YOUR OBJECTIVE
Each entry below is to be extracted exactly.

DATA FOR THIS TASK
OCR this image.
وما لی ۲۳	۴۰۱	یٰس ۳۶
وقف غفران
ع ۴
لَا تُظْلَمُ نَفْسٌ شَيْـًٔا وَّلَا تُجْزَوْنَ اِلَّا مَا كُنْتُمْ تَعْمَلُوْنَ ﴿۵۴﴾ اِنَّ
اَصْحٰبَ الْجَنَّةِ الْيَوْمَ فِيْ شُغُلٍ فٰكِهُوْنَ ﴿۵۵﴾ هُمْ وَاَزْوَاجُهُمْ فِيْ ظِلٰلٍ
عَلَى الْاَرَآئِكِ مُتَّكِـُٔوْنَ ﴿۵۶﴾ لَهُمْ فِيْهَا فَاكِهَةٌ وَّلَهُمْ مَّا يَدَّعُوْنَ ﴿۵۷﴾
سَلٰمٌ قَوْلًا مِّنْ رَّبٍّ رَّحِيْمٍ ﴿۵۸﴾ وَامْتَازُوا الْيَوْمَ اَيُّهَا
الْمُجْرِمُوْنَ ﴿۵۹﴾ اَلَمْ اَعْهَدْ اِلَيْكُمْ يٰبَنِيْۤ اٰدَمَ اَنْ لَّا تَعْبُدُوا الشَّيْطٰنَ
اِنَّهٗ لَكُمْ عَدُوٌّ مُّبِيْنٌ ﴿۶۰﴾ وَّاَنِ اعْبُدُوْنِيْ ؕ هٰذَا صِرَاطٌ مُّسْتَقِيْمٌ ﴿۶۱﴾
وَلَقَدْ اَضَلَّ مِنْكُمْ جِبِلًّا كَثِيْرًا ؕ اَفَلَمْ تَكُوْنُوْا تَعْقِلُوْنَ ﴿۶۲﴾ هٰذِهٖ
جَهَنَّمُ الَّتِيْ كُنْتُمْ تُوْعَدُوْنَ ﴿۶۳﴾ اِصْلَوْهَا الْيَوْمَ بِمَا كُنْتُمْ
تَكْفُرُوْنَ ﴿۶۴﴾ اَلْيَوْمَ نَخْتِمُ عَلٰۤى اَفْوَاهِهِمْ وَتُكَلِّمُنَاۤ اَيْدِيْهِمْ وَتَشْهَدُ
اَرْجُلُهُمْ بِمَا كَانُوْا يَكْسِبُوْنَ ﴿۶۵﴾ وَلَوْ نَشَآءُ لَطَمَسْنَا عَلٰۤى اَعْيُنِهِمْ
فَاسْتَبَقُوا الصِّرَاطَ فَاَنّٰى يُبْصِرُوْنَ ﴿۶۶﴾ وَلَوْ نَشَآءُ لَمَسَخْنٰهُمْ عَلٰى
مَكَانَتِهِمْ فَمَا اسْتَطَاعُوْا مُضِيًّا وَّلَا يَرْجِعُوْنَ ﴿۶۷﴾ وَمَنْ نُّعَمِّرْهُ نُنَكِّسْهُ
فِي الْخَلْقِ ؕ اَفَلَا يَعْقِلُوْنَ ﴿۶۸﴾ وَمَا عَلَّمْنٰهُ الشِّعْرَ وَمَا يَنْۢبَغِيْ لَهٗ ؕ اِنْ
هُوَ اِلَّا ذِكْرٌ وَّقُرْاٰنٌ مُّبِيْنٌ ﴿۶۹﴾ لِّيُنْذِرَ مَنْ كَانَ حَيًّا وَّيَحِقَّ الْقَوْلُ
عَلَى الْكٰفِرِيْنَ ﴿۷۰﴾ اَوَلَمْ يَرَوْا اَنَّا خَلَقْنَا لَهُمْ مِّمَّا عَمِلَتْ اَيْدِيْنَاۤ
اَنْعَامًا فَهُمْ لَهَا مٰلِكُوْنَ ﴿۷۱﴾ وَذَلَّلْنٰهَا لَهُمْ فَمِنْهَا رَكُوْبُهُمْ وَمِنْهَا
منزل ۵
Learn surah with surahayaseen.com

EXERCISE RESPONSE
OCR this image.
وما لی ۲۳	۴۰۱	یٰس ۳۶
وقف غفران
ع ۴
لَا تُظْلَمُ نَفْسٌ شَيْـًٔا وَّلَا تُجْزَوْنَ اِلَّا مَا كُنْتُمْ تَعْمَلُوْنَ ﴿۵۴﴾ اِنَّ
اَصْحٰبَ الْجَنَّةِ الْيَوْمَ فِيْ شُغُلٍ فٰكِهُوْنَ ﴿۵۵﴾ هُمْ وَاَزْوَاجُهُمْ فِيْ ظِلٰلٍ
عَلَى الْاَرَآئِكِ مُتَّكِـُٔوْنَ ﴿۵۶﴾ لَهُمْ فِيْهَا فَاكِهَةٌ وَّلَهُمْ مَّا يَدَّعُوْنَ ﴿۵۷﴾
سَلٰمٌ قَوْلًا مِّنْ رَّبٍّ رَّحِيْمٍ ﴿۵۸﴾ وَامْتَازُوا الْيَوْمَ اَيُّهَا
الْمُجْرِمُوْنَ ﴿۵۹﴾ اَلَمْ اَعْهَدْ اِلَيْكُمْ يٰبَنِيْۤ اٰدَمَ اَنْ لَّا تَعْبُدُوا الشَّيْطٰنَ
اِنَّهٗ لَكُمْ عَدُوٌّ مُّبِيْنٌ ﴿۶۰﴾ وَّاَنِ اعْبُدُوْنِيْ ؕ هٰذَا صِرَاطٌ مُّسْتَقِيْمٌ ﴿۶۱﴾
وَلَقَدْ اَضَلَّ مِنْكُمْ جِبِلًّا كَثِيْرًا ؕ اَفَلَمْ تَكُوْنُوْا تَعْقِلُوْنَ ﴿۶۲﴾ هٰذِهٖ
جَهَنَّمُ الَّتِيْ كُنْتُمْ تُوْعَدُوْنَ ﴿۶۳﴾ اِصْلَوْهَا الْيَوْمَ بِمَا كُنْتُمْ
تَكْفُرُوْنَ ﴿۶۴﴾ اَلْيَوْمَ نَخْتِمُ عَلٰۤى اَفْوَاهِهِمْ وَتُكَلِّمُنَاۤ اَيْدِيْهِمْ وَتَشْهَدُ
اَرْجُلُهُمْ بِمَا كَانُوْا يَكْسِبُوْنَ ﴿۶۵﴾ وَلَوْ نَشَآءُ لَطَمَسْنَا عَلٰۤى اَعْيُنِهِمْ
فَاسْتَبَقُوا الصِّرَاطَ فَاَنّٰى يُبْصِرُوْنَ ﴿۶۶﴾ وَلَوْ نَشَآءُ لَمَسَخْنٰهُمْ عَلٰى
مَكَانَتِهِمْ فَمَا اسْتَطَاعُوْا مُضِيًّا وَّلَا يَرْجِعُوْنَ ﴿۶۷﴾ وَمَنْ نُّعَمِّرْهُ نُنَكِّسْهُ
فِي الْخَلْقِ ؕ اَفَلَا يَعْقِلُوْنَ ﴿۶۸﴾ وَمَا عَلَّمْنٰهُ الشِّعْرَ وَمَا يَنْۢبَغِيْ لَهٗ ؕ اِنْ
هُوَ اِلَّا ذِكْرٌ وَّقُرْاٰنٌ مُّبِيْنٌ ﴿۶۹﴾ لِّيُنْذِرَ مَنْ كَانَ حَيًّا وَّيَحِقَّ الْقَوْلُ
عَلَى الْكٰفِرِيْنَ ﴿۷۰﴾ اَوَلَمْ يَرَوْا اَنَّا خَلَقْنَا لَهُمْ مِّمَّا عَمِلَتْ اَيْدِيْنَاۤ
اَنْعَامًا فَهُمْ لَهَا مٰلِكُوْنَ ﴿۷۱﴾ وَذَلَّلْنٰهَا لَهُمْ فَمِنْهَا رَكُوْبُهُمْ وَمِنْهَا
منزل ۵
Learn surah with surahayaseen.com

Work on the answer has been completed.